- Problem requirements -
Search the material for the string "Show" and copy each line where it occurs.

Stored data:
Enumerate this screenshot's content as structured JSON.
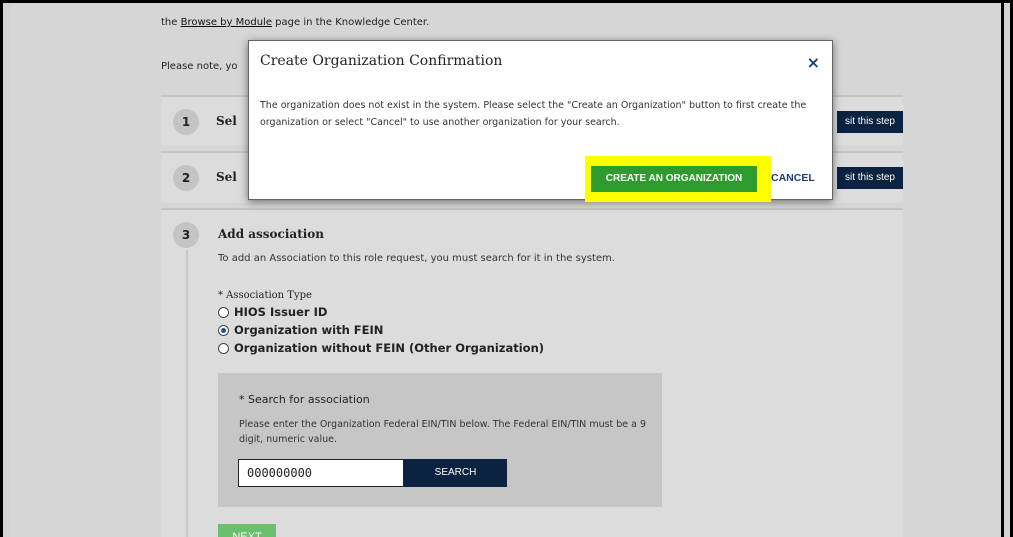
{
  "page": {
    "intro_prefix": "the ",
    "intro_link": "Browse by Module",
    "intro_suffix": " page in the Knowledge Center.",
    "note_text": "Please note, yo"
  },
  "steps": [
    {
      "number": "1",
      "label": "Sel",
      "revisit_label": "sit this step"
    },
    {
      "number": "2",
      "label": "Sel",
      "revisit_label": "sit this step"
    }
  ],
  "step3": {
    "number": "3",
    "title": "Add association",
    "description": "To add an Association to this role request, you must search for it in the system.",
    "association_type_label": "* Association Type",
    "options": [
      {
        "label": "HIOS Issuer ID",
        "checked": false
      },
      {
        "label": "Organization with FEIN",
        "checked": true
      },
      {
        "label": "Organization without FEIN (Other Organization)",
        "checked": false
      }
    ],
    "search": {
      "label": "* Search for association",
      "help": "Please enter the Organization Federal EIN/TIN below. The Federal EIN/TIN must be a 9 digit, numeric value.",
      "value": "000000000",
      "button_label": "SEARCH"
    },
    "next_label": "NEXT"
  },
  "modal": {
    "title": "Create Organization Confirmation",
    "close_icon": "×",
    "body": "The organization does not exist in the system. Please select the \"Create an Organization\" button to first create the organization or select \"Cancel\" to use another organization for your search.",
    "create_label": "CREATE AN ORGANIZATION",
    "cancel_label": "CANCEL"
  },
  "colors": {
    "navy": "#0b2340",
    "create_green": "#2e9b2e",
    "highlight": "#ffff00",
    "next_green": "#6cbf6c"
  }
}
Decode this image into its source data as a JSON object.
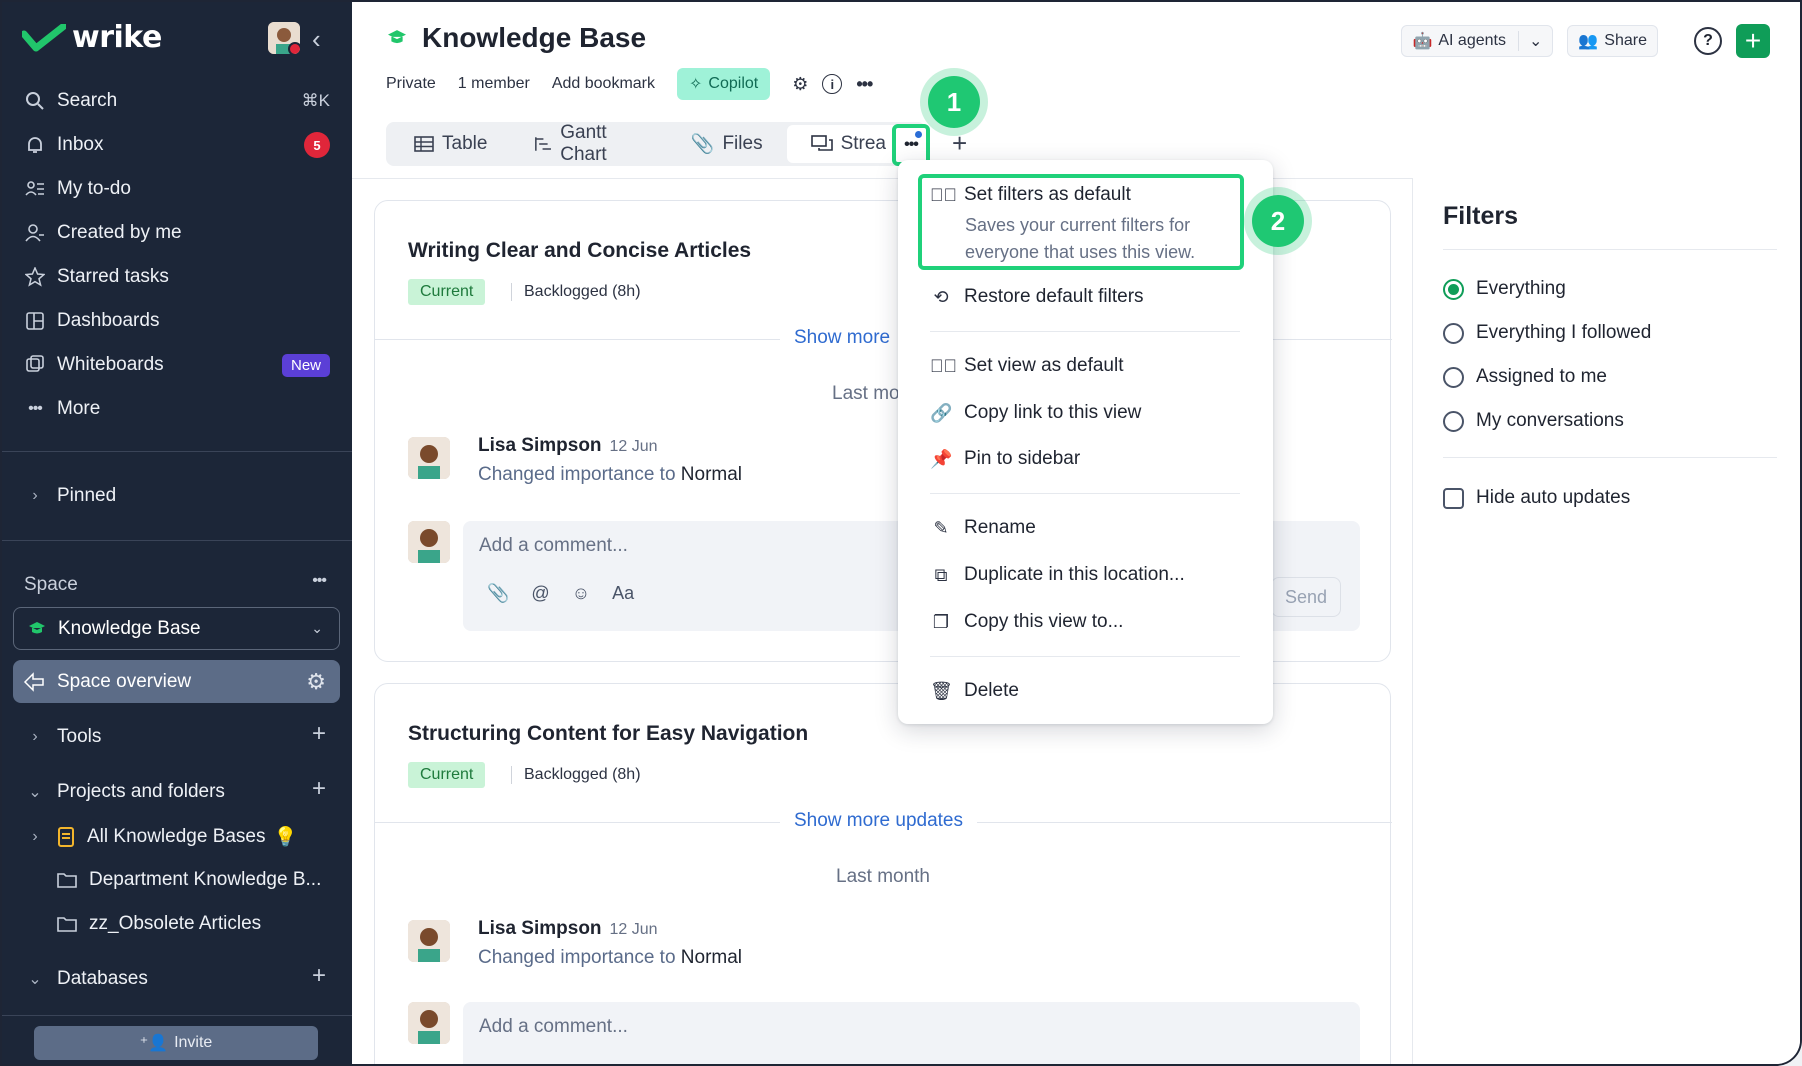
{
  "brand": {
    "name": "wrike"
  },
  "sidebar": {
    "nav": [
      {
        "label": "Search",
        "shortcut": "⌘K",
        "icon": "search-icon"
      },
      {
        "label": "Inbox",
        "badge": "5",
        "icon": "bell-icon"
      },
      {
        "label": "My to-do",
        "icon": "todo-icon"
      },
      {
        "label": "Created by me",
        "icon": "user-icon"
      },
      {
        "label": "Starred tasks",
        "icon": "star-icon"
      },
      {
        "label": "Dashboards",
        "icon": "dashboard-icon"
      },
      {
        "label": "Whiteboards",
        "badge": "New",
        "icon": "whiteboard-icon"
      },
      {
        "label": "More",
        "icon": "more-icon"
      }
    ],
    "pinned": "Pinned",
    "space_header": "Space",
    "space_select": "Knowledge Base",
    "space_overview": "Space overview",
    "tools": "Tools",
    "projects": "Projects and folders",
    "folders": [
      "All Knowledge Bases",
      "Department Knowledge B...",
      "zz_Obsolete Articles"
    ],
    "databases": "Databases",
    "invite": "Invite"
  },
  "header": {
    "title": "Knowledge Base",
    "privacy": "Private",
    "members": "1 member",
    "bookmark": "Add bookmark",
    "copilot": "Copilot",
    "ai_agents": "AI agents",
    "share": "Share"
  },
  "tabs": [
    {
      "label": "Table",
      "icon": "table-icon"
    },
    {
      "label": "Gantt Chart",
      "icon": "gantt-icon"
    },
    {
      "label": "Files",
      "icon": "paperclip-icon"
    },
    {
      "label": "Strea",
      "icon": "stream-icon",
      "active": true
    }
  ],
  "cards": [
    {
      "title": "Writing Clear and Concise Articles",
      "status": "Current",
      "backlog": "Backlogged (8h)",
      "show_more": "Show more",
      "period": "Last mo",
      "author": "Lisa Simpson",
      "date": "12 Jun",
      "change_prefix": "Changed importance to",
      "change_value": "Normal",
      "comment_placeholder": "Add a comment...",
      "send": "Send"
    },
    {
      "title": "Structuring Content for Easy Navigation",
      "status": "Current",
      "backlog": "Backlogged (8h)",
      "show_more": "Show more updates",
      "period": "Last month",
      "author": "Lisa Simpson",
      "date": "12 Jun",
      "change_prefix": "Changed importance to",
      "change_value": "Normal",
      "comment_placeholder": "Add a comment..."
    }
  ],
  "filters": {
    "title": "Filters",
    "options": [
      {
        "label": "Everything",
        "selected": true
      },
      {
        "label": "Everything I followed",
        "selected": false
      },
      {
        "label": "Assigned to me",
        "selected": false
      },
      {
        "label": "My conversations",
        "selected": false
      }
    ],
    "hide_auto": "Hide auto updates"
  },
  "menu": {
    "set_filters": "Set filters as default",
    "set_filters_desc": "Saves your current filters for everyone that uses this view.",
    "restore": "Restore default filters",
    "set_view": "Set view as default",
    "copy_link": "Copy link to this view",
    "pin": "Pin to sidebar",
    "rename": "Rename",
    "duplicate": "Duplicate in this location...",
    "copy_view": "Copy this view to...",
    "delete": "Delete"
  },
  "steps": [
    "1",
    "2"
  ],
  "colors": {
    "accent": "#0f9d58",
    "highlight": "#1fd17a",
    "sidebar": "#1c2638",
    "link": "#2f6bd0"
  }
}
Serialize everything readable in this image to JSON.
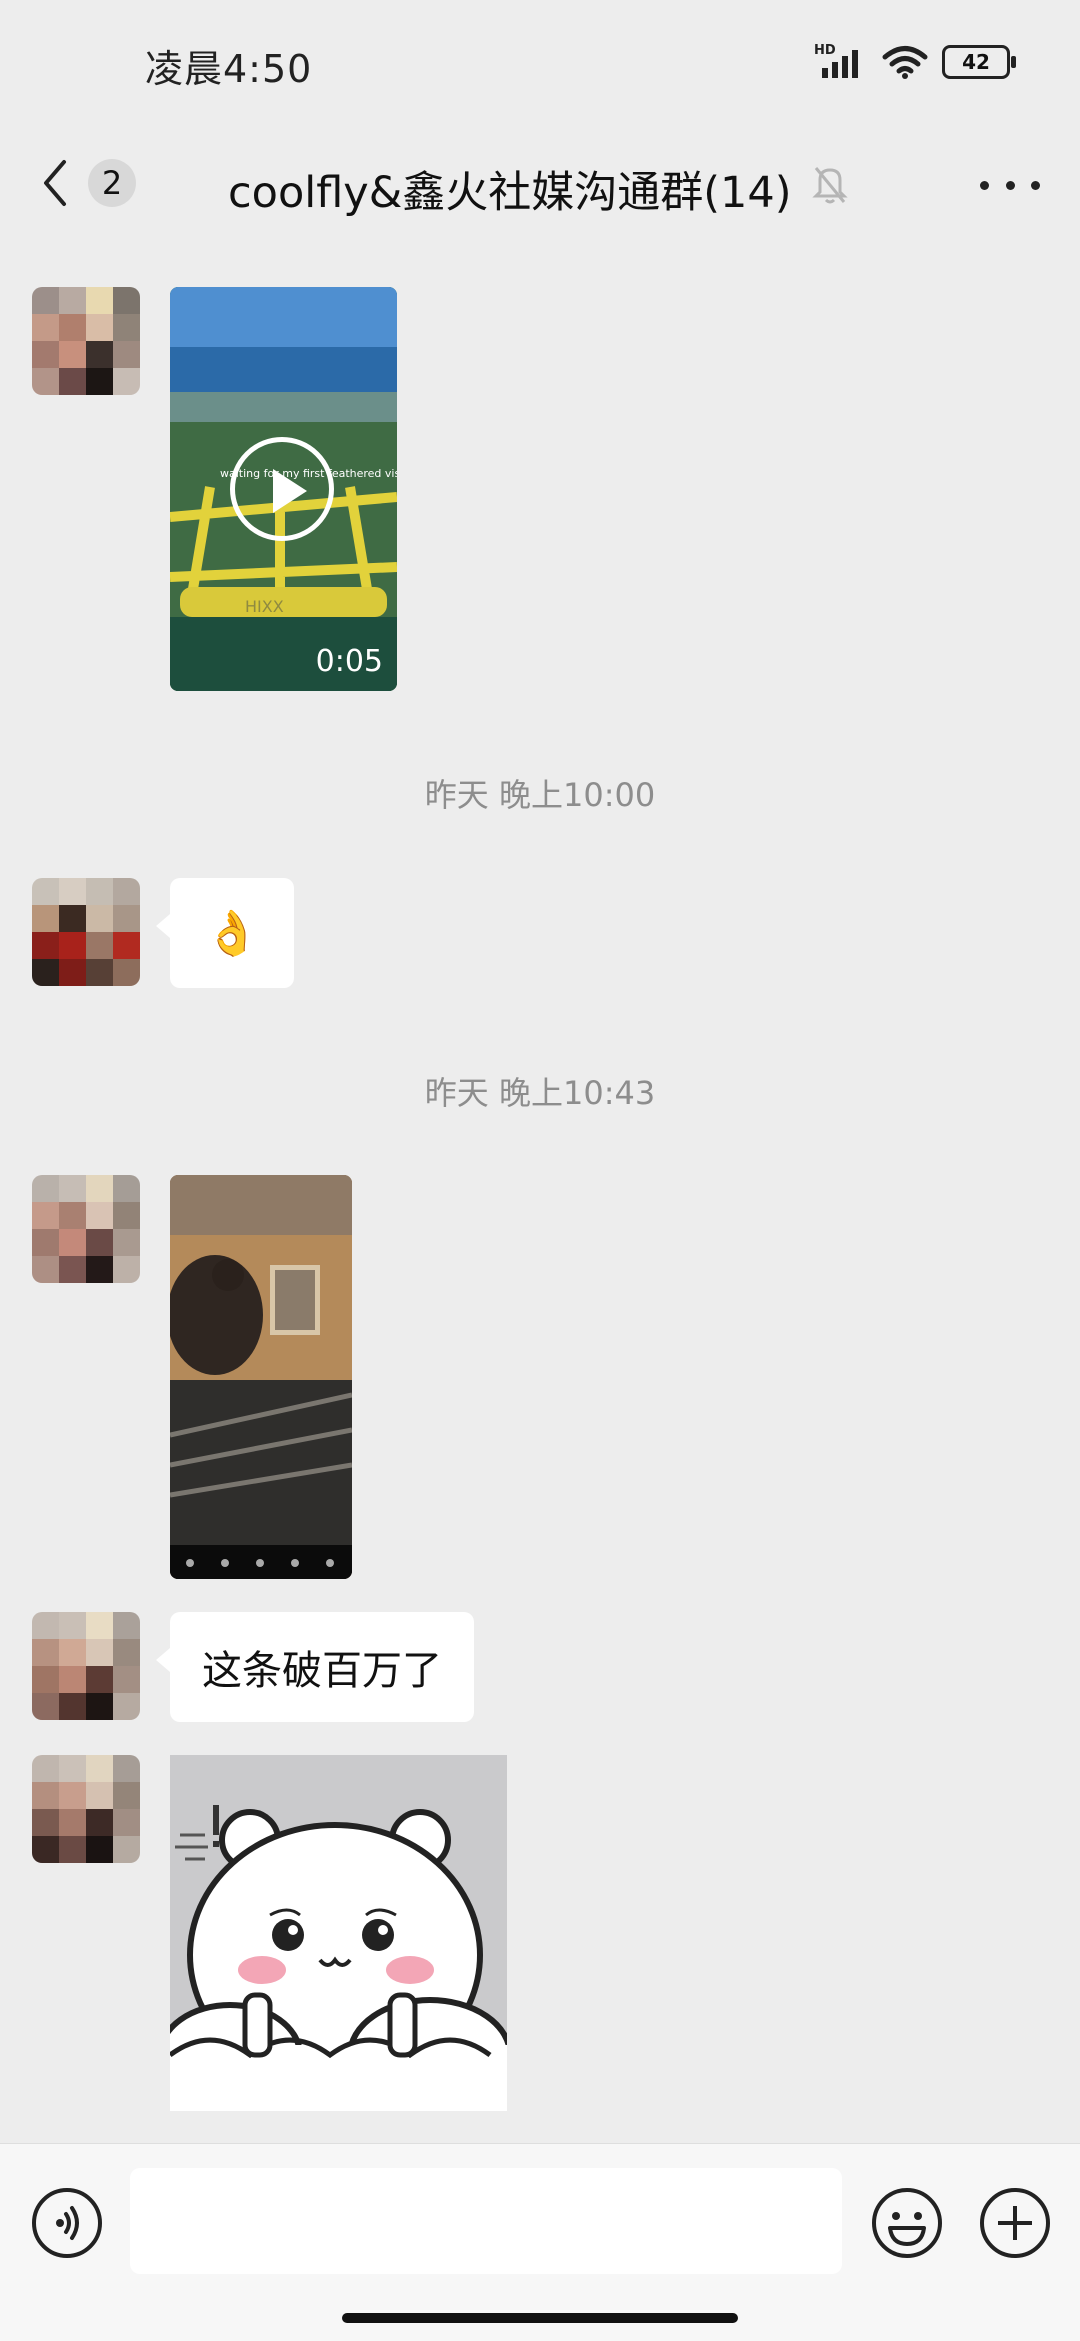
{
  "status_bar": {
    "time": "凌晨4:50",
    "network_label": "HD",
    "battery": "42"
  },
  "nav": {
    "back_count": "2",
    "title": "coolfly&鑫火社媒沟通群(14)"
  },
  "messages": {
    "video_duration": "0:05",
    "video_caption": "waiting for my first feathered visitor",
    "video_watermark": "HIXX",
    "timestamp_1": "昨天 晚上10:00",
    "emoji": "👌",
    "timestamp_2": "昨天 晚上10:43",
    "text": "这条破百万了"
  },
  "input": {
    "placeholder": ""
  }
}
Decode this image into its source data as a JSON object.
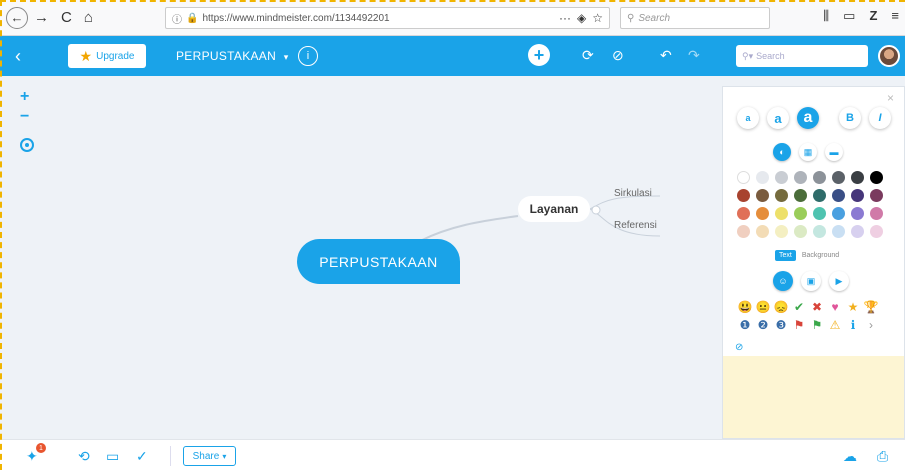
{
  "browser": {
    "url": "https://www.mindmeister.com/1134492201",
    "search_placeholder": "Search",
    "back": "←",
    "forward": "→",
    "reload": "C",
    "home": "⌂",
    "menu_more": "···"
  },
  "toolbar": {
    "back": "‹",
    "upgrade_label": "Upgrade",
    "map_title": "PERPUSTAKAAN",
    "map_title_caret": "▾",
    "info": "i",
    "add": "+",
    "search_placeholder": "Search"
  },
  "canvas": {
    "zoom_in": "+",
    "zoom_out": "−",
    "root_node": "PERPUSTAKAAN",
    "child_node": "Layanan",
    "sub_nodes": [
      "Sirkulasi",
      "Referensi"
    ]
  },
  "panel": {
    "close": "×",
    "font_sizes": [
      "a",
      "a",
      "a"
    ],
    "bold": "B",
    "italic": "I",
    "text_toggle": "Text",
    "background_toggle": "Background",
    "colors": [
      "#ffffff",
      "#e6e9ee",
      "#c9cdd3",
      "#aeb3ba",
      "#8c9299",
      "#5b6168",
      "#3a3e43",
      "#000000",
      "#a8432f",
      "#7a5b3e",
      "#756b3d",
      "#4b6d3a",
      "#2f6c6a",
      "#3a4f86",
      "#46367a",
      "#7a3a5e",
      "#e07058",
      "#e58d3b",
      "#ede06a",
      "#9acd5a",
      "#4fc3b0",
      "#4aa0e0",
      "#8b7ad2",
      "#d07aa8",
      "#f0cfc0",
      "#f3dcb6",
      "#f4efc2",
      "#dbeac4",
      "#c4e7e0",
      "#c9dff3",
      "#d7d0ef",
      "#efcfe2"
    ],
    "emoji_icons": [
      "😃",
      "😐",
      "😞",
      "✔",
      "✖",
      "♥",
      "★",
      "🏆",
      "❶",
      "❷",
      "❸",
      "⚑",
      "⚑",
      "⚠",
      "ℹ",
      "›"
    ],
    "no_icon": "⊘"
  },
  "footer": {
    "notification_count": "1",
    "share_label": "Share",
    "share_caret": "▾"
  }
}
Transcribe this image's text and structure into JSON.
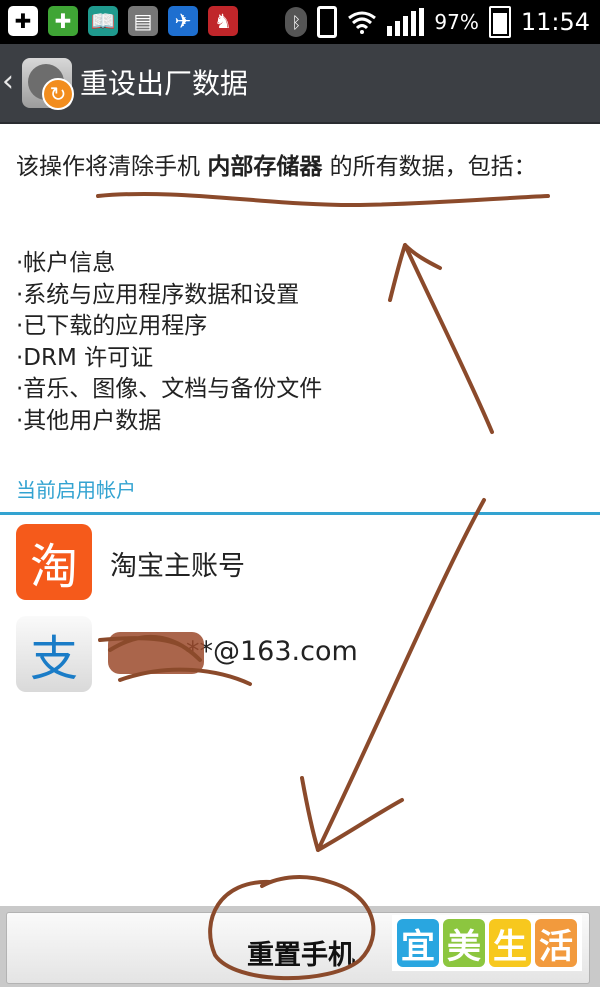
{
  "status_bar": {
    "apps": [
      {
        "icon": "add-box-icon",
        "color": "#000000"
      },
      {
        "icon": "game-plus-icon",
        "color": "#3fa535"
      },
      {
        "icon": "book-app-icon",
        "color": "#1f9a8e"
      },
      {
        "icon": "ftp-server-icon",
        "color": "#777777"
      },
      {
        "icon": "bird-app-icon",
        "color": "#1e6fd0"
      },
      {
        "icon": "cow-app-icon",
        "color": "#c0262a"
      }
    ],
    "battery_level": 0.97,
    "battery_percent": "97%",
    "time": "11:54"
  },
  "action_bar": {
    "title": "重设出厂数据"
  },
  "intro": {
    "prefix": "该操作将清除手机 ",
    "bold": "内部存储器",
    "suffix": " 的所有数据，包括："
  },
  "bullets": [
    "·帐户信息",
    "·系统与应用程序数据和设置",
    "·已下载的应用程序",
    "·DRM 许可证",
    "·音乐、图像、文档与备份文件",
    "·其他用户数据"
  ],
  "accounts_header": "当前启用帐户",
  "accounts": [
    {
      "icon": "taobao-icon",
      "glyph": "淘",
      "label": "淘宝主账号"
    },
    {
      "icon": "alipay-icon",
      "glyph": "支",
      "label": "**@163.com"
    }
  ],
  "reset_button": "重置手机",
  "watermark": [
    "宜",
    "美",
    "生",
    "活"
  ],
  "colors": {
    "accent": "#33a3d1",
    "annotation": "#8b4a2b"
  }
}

- Response -
      "show_more": "Show more",
      "show_more": "Show more updates",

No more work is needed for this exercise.